--- What to produce ---
Wherever "иных" appears in a line, list that line.

--- Stored data ---
--------------------------------------------------
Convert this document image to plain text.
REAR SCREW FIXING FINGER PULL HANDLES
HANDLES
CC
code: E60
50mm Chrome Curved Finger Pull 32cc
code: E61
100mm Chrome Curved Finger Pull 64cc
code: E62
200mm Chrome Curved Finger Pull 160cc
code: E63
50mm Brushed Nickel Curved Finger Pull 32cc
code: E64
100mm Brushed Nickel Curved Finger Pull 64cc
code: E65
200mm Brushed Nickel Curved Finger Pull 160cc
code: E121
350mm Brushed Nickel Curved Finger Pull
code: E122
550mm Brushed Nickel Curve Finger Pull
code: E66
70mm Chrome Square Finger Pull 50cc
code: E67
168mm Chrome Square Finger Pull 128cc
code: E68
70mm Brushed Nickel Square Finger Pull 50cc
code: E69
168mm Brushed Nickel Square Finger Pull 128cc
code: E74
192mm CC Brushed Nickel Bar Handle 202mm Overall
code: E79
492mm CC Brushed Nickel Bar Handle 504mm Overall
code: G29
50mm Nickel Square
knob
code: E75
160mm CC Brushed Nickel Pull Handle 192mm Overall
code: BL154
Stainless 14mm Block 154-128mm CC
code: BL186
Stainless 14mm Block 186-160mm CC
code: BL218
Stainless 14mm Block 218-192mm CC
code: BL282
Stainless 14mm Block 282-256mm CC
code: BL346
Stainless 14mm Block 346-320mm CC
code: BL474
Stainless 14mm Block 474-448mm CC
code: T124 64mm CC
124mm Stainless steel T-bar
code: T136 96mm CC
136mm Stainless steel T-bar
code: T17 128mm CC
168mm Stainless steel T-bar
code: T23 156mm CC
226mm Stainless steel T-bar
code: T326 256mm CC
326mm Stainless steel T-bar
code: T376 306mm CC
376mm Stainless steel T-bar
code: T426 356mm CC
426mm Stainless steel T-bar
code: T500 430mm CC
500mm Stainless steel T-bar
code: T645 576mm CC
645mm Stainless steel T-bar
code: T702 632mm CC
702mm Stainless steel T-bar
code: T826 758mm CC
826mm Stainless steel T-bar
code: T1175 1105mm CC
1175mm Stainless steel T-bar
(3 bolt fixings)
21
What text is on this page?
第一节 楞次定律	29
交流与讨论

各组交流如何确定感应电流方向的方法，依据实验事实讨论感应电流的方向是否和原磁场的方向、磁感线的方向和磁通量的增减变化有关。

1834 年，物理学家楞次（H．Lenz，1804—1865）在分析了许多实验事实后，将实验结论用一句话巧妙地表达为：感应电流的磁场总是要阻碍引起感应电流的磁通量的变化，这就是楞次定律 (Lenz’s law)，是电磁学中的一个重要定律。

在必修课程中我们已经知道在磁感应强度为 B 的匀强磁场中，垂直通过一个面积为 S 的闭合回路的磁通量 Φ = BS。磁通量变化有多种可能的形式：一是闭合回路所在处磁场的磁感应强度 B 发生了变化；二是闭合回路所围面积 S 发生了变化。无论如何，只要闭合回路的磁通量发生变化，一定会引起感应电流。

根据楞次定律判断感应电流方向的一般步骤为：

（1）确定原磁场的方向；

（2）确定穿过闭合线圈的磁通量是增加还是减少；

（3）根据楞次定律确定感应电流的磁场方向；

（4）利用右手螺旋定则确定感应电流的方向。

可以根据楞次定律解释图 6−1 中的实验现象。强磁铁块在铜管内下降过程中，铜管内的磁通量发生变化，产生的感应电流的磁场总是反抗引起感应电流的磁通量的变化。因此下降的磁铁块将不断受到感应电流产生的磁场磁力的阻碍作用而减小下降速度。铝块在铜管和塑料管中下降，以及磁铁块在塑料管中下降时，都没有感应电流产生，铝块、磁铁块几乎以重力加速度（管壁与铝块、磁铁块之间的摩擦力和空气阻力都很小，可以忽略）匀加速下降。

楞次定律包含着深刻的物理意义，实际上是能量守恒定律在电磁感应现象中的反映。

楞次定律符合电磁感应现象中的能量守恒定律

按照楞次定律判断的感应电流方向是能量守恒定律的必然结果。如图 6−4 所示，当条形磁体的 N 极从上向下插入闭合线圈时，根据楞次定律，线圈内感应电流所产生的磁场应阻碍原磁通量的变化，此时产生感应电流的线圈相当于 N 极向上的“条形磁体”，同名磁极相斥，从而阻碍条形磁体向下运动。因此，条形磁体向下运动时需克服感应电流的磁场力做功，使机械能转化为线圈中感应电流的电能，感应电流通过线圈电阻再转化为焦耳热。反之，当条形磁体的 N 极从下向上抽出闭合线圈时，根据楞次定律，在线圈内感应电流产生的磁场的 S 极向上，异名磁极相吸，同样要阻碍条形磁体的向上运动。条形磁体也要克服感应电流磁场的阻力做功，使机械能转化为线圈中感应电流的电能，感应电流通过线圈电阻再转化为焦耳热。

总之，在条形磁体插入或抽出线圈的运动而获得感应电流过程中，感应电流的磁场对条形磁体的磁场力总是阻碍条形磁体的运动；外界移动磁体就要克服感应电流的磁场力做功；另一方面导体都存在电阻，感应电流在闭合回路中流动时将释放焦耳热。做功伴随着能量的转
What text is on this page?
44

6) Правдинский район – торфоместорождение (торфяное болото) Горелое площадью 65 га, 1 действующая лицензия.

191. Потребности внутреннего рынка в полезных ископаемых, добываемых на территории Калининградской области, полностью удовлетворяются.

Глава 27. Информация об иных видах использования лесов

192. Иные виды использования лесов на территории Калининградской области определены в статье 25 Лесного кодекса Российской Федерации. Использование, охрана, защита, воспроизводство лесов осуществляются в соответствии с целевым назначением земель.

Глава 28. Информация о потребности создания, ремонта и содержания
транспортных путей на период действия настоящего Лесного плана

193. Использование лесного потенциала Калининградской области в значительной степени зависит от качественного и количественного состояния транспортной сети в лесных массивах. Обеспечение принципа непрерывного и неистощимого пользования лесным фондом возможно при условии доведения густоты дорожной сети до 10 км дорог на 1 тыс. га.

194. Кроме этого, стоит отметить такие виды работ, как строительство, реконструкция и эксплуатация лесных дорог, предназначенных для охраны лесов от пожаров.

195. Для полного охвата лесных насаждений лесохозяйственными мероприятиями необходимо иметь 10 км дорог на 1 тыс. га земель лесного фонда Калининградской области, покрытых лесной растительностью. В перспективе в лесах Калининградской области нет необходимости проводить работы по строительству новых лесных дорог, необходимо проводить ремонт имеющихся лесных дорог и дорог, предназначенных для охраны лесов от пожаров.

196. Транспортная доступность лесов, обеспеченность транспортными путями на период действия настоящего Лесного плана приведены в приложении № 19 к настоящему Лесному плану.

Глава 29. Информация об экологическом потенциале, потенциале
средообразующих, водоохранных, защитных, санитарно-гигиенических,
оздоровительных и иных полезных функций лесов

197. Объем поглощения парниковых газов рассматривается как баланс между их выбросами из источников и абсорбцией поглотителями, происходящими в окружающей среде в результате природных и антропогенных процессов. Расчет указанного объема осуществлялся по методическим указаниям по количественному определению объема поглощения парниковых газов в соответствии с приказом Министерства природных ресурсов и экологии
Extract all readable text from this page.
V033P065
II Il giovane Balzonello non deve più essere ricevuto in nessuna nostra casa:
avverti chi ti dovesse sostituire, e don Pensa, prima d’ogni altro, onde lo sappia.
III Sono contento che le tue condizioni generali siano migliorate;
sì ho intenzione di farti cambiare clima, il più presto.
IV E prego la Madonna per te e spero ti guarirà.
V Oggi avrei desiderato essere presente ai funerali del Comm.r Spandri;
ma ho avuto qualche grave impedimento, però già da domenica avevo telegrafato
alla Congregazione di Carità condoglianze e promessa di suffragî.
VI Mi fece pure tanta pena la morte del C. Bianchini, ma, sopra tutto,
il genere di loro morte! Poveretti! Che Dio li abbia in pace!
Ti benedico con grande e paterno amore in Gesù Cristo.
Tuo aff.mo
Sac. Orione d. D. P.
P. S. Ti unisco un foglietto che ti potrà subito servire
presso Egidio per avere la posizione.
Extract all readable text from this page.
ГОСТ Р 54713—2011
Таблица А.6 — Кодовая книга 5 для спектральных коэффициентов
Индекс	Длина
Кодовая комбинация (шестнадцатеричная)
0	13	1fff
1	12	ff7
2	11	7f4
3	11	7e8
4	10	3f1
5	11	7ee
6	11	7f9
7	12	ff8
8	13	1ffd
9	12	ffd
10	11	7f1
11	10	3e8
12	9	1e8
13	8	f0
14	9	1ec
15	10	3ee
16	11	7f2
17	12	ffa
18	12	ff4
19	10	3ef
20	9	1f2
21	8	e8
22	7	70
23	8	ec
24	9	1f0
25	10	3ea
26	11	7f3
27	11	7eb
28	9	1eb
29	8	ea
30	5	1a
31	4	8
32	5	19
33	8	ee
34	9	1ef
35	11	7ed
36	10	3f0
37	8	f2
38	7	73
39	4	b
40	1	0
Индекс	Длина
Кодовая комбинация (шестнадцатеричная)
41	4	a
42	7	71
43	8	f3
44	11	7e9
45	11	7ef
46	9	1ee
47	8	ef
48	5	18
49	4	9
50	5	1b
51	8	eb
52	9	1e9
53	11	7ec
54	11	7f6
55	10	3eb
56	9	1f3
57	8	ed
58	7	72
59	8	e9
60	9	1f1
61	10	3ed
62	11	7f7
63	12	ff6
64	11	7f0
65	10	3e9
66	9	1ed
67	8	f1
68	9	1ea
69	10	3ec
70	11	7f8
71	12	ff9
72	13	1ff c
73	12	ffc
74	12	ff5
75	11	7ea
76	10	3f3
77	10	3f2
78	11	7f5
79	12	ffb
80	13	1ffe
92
--------------------------------------------------
--- Result of the task ---
Глава 27. Информация об иных видах использования лесов
оздоровительных и иных полезных функций лесов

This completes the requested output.